Goal: Retype every line of the records below without changing a single character.

Element box records:
•••••

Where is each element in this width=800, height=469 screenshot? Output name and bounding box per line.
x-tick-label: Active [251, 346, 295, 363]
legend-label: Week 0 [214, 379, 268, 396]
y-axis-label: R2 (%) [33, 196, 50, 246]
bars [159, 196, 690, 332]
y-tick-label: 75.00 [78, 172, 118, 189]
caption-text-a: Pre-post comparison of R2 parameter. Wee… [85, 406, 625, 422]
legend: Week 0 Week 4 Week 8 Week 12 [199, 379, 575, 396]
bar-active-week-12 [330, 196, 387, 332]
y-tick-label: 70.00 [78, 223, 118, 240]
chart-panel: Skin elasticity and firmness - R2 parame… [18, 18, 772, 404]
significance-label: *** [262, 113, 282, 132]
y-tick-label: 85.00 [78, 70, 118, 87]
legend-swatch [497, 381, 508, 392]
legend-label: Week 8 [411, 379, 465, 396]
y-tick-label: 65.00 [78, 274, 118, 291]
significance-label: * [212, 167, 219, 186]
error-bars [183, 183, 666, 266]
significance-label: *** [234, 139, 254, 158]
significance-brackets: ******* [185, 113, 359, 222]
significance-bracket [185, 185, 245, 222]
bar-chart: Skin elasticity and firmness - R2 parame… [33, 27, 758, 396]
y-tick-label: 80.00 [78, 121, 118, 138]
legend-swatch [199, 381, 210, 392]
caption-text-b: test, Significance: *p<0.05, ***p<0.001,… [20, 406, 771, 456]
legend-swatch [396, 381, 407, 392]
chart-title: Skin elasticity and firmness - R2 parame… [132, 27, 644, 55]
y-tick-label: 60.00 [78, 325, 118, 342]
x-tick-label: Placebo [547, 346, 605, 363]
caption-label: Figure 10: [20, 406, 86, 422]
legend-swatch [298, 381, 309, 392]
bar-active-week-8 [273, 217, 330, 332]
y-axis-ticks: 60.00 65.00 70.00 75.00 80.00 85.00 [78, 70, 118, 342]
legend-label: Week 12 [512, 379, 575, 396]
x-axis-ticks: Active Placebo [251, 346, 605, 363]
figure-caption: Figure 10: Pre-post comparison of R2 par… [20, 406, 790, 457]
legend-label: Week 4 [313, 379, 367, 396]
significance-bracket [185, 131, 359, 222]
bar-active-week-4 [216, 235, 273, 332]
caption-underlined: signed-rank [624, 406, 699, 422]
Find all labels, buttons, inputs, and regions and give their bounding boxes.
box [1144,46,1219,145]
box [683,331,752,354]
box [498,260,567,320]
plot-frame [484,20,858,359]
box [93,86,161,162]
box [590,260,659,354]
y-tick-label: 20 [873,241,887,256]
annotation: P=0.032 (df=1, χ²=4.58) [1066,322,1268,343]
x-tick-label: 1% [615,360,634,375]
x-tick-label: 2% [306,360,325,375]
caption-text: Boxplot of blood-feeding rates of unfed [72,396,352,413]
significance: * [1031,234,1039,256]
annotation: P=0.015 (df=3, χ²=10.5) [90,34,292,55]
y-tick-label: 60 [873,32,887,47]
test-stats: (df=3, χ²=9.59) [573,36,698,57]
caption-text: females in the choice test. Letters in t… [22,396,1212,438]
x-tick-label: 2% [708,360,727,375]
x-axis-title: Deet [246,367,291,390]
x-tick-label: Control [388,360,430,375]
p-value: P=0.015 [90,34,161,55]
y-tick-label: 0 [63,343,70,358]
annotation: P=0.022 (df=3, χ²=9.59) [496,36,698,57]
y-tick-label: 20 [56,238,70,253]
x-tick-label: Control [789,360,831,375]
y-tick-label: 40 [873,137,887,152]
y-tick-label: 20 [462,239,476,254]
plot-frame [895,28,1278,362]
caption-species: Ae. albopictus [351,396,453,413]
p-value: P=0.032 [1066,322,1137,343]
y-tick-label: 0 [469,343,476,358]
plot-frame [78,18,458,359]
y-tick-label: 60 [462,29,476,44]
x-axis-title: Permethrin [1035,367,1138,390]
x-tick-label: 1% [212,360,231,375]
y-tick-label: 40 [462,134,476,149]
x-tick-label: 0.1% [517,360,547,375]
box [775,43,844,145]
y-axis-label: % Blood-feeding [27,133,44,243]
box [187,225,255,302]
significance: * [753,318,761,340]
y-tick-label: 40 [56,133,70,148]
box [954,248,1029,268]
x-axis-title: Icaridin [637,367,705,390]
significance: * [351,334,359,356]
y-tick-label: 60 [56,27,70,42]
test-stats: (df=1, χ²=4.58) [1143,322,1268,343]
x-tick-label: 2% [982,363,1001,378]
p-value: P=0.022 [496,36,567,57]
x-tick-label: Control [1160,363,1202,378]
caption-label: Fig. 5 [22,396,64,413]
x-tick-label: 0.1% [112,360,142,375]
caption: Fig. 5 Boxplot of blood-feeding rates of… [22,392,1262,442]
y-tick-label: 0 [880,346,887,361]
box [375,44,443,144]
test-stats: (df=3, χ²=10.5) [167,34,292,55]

•••••

The completed task:
Where is each element in this width=800, height=469 screenshot? Output name and bounding box per line.
x-tick-label: Active [251, 346, 295, 363]
legend-label: Week 0 [214, 379, 268, 396]
y-axis-label: R2 (%) [33, 196, 50, 246]
bars [159, 196, 690, 332]
y-tick-label: 75.00 [78, 172, 118, 189]
caption-text-a: Pre-post comparison of R2 parameter. Wee… [85, 406, 625, 422]
legend: Week 0 Week 4 Week 8 Week 12 [199, 379, 575, 396]
bar-active-week-12 [330, 196, 387, 332]
y-tick-label: 70.00 [78, 223, 118, 240]
chart-panel: Skin elasticity and firmness - R2 parame… [18, 18, 772, 404]
significance-label: *** [262, 113, 282, 132]
y-tick-label: 85.00 [78, 70, 118, 87]
legend-swatch [497, 381, 508, 392]
legend-label: Week 8 [411, 379, 465, 396]
y-tick-label: 65.00 [78, 274, 118, 291]
significance-label: * [212, 167, 219, 186]
error-bars [183, 183, 666, 266]
significance-label: *** [234, 139, 254, 158]
significance-brackets: ******* [185, 113, 359, 222]
significance-bracket [185, 185, 245, 222]
bar-chart: Skin elasticity and firmness - R2 parame… [33, 27, 758, 396]
y-tick-label: 80.00 [78, 121, 118, 138]
legend-swatch [199, 381, 210, 392]
caption-text-b: test, Significance: *p<0.05, ***p<0.001,… [20, 406, 771, 456]
legend-swatch [396, 381, 407, 392]
chart-title: Skin elasticity and firmness - R2 parame… [132, 27, 644, 55]
y-tick-label: 60.00 [78, 325, 118, 342]
x-tick-label: Placebo [547, 346, 605, 363]
caption-label: Figure 10: [20, 406, 86, 422]
legend-swatch [298, 381, 309, 392]
bar-active-week-8 [273, 217, 330, 332]
y-axis-ticks: 60.00 65.00 70.00 75.00 80.00 85.00 [78, 70, 118, 342]
legend-label: Week 12 [512, 379, 575, 396]
x-axis-ticks: Active Placebo [251, 346, 605, 363]
figure-caption: Figure 10: Pre-post comparison of R2 par… [20, 406, 790, 457]
legend-label: Week 4 [313, 379, 367, 396]
significance-bracket [185, 131, 359, 222]
bar-active-week-4 [216, 235, 273, 332]
caption-underlined: signed-rank [624, 406, 699, 422]
Find all labels, buttons, inputs, and regions and give their bounding boxes.
box [1144,46,1219,145]
box [683,331,752,354]
box [498,260,567,320]
plot-frame [484,20,858,359]
box [93,86,161,162]
box [590,260,659,354]
y-tick-label: 20 [873,241,887,256]
annotation: P=0.032 (df=1, χ²=4.58) [1066,322,1268,343]
x-tick-label: 1% [615,360,634,375]
x-tick-label: 2% [306,360,325,375]
caption-text: Boxplot of blood-feeding rates of unfed [72,396,352,413]
significance: * [1031,234,1039,256]
annotation: P=0.015 (df=3, χ²=10.5) [90,34,292,55]
y-tick-label: 60 [873,32,887,47]
test-stats: (df=3, χ²=9.59) [573,36,698,57]
caption-text: females in the choice test. Letters in t… [22,396,1212,438]
x-tick-label: 2% [708,360,727,375]
x-axis-title: Deet [246,367,291,390]
x-tick-label: Control [388,360,430,375]
p-value: P=0.015 [90,34,161,55]
y-tick-label: 0 [63,343,70,358]
annotation: P=0.022 (df=3, χ²=9.59) [496,36,698,57]
y-tick-label: 20 [56,238,70,253]
x-tick-label: Control [789,360,831,375]
y-tick-label: 40 [873,137,887,152]
y-tick-label: 20 [462,239,476,254]
plot-frame [895,28,1278,362]
caption-species: Ae. albopictus [351,396,453,413]
p-value: P=0.032 [1066,322,1137,343]
y-tick-label: 0 [469,343,476,358]
plot-frame [78,18,458,359]
y-tick-label: 60 [462,29,476,44]
x-axis-title: Permethrin [1035,367,1138,390]
x-tick-label: 1% [212,360,231,375]
y-tick-label: 40 [462,134,476,149]
x-tick-label: 0.1% [517,360,547,375]
box [775,43,844,145]
y-axis-label: % Blood-feeding [27,133,44,243]
box [187,225,255,302]
significance: * [753,318,761,340]
y-tick-label: 40 [56,133,70,148]
box [954,248,1029,268]
x-axis-title: Icaridin [637,367,705,390]
significance: * [351,334,359,356]
y-tick-label: 60 [56,27,70,42]
test-stats: (df=1, χ²=4.58) [1143,322,1268,343]
x-tick-label: 2% [982,363,1001,378]
p-value: P=0.022 [496,36,567,57]
x-tick-label: Control [1160,363,1202,378]
caption-label: Fig. 5 [22,396,64,413]
x-tick-label: 0.1% [112,360,142,375]
caption: Fig. 5 Boxplot of blood-feeding rates of… [22,392,1262,442]
y-tick-label: 0 [880,346,887,361]
box [375,44,443,144]
test-stats: (df=3, χ²=10.5) [167,34,292,55]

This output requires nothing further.